Stored records
◆ ◆ ◆
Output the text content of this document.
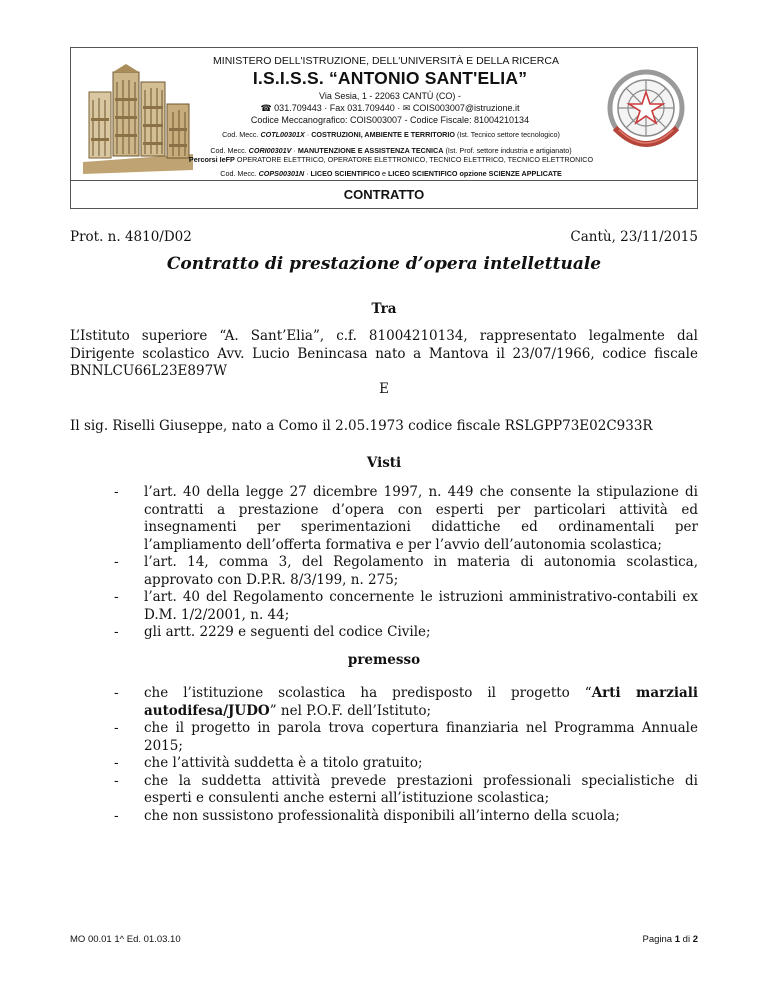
MINISTERO DELL'ISTRUZIONE, DELL'UNIVERSITÀ E DELLA RICERCA
I.S.I.S.S. “ANTONIO SANT'ELIA”
Via Sesia, 1 - 22063 CANTÙ (CO) -
☎ 031.709443 · Fax 031.709440 · ✉ COIS003007@istruzione.it
Codice Meccanografico: COIS003007 - Codice Fiscale: 81004210134
Cod. Mecc. COTL00301X · COSTRUZIONI, AMBIENTE E TERRITORIO (Ist. Tecnico settore tecnologico)
Cod. Mecc. CORI00301V · MANUTENZIONE E ASSISTENZA TECNICA (Ist. Prof. settore industria e artigianato)
Percorsi IeFP OPERATORE ELETTRICO, OPERATORE ELETTRONICO, TECNICO ELETTRICO, TECNICO ELETTRONICO
Cod. Mecc. COPS00301N · LICEO SCIENTIFICO e LICEO SCIENTIFICO opzione SCIENZE APPLICATE
CONTRATTO
Prot. n. 4810/D02	Cantù, 23/11/2015
Contratto di prestazione d’opera intellettuale
Tra
L’Istituto superiore “A. Sant’Elia”, c.f. 81004210134, rappresentato legalmente dal Dirigente scolastico Avv. Lucio Benincasa nato a Mantova il 23/07/1966, codice fiscale BNNLCU66L23E897W
E
Il sig. Riselli Giuseppe, nato a Como il 2.05.1973 codice fiscale RSLGPP73E02C933R
Visti
- l’art. 40 della legge 27 dicembre 1997, n. 449 che consente la stipulazione di contratti a prestazione d’opera con esperti per particolari attività ed insegnamenti per sperimentazioni didattiche ed ordinamentali per l’ampliamento dell’offerta formativa e per l’avvio dell’autonomia scolastica;
- l’art. 14, comma 3, del Regolamento in materia di autonomia scolastica, approvato con D.P.R. 8/3/199, n. 275;
- l’art. 40 del Regolamento concernente le istruzioni amministrativo-contabili ex D.M. 1/2/2001, n. 44;
- gli artt. 2229 e seguenti del codice Civile;
premesso
- che l’istituzione scolastica ha predisposto il progetto “Arti marziali autodifesa/JUDO” nel P.O.F. dell’Istituto;
- che il progetto in parola trova copertura finanziaria nel Programma Annuale 2015;
- che l’attività suddetta è a titolo gratuito;
- che la suddetta attività prevede prestazioni professionali specialistiche di esperti e consulenti anche esterni all’istituzione scolastica;
- che non sussistono professionalità disponibili all’interno della scuola;
MO 00.01 1^ Ed. 01.03.10	Pagina 1 di 2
◆ ◆ ◆
Task
The lines to collect are those holding the string "settore"; copy them all.

Solution to the problem
Cod. Mecc. COTL00301X · COSTRUZIONI, AMBIENTE E TERRITORIO (Ist. Tecnico settore tecnologico)
Cod. Mecc. CORI00301V · MANUTENZIONE E ASSISTENZA TECNICA (Ist. Prof. settore industria e artigianato)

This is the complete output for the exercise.